Excerpted passage:
####
Religious tolerance has long been wired into the social fabric of my country, with many people drawing their faith from more than a single creed.

The Islam practised by many Burkinabe Muslims – who account for about 60% of the population – would be considered blasphemous by Salafists, as they include many animist practices.

My own father was not born a Muslim. He converted to Islam in the 1970s as a result of his business dealings with El Haj Omar Kanazoe, a rich trader from the Yarse sub-ethnic group known for their affiliation to Islam.

While my father chose to become a Muslim, setting his children up to follow in his footsteps, the rest of his family remained animist and my father could not disown them for that.

A man plays his drum during Eid celebrations in Ouagadougou, Burkina FasoImage copyrightAFP
Image captionPlaying a traditional drum, particularly on Eid, might be seen as un-Islamic but in Burkina Faso it is quite acceptable

In the neighbourhood where he chose to set up his household, he was under the tutorship of his maternal uncle, a patriarch named Yandga who was the custodian of the village’s fetishes.
####
Task requirements:
A – Translate the sentence "Religious tolerance has long been wired into the social fabric of my country, with many people drawing their faith from more than a single creed." from the passage on religious tolerance in Burkina Faso into Spanish.
B – Update the part of the passage on religious tolerance in Burkina Faso starting at "My own father" and ending at "affiliation to Islam.", replacing "rich trader" with "wealthy merchant".
None of the records are needed for this work.

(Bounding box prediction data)
####
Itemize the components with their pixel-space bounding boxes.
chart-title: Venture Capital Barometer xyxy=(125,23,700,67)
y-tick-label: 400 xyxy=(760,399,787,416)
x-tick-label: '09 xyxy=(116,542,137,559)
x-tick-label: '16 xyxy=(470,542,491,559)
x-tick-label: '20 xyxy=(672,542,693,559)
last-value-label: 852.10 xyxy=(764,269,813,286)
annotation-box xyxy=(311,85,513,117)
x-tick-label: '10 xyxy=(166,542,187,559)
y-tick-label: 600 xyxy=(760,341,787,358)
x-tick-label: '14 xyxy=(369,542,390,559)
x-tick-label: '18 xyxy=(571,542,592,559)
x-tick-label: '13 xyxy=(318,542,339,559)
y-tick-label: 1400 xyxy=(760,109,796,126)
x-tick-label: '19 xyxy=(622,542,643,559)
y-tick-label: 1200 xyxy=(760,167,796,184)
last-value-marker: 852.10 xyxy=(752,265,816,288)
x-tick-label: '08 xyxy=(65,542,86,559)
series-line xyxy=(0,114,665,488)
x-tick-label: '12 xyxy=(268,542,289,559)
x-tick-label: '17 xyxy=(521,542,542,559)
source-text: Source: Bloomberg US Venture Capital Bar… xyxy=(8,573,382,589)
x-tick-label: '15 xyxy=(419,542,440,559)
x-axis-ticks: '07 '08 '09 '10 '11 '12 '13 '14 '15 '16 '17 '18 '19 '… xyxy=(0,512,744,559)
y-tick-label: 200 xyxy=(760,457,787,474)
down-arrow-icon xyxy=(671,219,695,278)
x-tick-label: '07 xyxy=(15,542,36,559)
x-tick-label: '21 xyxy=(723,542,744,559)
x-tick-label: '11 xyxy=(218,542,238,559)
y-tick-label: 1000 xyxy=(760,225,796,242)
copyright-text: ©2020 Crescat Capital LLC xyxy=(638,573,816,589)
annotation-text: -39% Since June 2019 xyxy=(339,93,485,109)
####
Completed exercise:
A – La tolerancia religiosa lleva mucho tiempo arraigada en el tejido social de mi país, y muchas personas extraen su fe de más de un credo.

B –
My own father was not born a Muslim. He converted to Islam in the 1970s as a result of his business dealings with El Haj Omar Kanazoe, a wealthy merchant from the Yarse sub-ethnic group known for their affiliation to Islam.